(Data records)
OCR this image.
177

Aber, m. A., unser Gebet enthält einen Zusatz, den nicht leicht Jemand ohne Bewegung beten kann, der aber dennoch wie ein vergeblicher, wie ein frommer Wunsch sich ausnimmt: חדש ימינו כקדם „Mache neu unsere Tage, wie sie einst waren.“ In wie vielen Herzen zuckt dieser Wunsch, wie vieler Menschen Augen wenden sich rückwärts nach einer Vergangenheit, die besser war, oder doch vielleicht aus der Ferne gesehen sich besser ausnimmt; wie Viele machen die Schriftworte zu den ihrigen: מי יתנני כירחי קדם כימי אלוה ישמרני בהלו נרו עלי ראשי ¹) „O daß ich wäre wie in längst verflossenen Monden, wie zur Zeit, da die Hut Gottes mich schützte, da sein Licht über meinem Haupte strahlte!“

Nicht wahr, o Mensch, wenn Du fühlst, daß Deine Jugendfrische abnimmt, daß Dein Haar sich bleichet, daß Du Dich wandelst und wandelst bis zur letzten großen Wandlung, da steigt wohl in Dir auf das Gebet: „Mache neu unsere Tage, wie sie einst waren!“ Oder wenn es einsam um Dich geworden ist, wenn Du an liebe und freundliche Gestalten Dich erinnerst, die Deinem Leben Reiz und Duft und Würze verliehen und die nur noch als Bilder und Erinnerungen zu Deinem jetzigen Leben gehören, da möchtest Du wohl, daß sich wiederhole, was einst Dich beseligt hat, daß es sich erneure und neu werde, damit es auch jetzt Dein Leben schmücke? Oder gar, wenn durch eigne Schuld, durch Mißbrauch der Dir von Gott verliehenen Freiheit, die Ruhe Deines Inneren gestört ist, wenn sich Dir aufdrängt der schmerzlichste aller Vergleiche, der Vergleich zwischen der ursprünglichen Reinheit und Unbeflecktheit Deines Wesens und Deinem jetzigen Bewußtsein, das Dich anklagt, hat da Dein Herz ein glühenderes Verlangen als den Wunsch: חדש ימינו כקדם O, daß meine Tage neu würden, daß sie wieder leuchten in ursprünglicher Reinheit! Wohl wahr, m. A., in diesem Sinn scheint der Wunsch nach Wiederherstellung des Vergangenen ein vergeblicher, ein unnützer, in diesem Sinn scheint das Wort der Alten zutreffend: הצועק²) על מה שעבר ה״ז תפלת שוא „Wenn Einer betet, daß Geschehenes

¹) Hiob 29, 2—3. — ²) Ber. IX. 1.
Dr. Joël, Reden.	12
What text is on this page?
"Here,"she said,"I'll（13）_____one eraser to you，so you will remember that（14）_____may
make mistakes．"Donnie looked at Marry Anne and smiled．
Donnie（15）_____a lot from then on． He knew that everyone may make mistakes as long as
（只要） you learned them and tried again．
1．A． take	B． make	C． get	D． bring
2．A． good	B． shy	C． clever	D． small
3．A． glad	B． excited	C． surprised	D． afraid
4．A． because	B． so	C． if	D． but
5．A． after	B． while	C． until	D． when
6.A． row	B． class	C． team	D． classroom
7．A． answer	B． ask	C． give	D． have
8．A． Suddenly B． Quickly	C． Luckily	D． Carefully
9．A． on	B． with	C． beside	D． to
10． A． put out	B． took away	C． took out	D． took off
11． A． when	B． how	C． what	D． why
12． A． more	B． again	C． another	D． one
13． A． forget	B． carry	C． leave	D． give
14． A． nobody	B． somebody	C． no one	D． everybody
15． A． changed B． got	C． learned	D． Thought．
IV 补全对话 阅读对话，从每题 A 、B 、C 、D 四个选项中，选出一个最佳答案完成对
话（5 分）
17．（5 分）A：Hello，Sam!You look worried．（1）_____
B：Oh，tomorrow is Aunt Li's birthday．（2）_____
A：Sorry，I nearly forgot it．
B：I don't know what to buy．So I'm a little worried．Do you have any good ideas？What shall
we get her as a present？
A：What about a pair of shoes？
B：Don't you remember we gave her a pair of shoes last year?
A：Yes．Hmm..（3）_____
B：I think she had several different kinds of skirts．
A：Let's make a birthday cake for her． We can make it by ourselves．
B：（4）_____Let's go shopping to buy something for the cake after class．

§ To do
Report how many lines hold the string "remember", giving the number and nothing else.

§ Complete response
2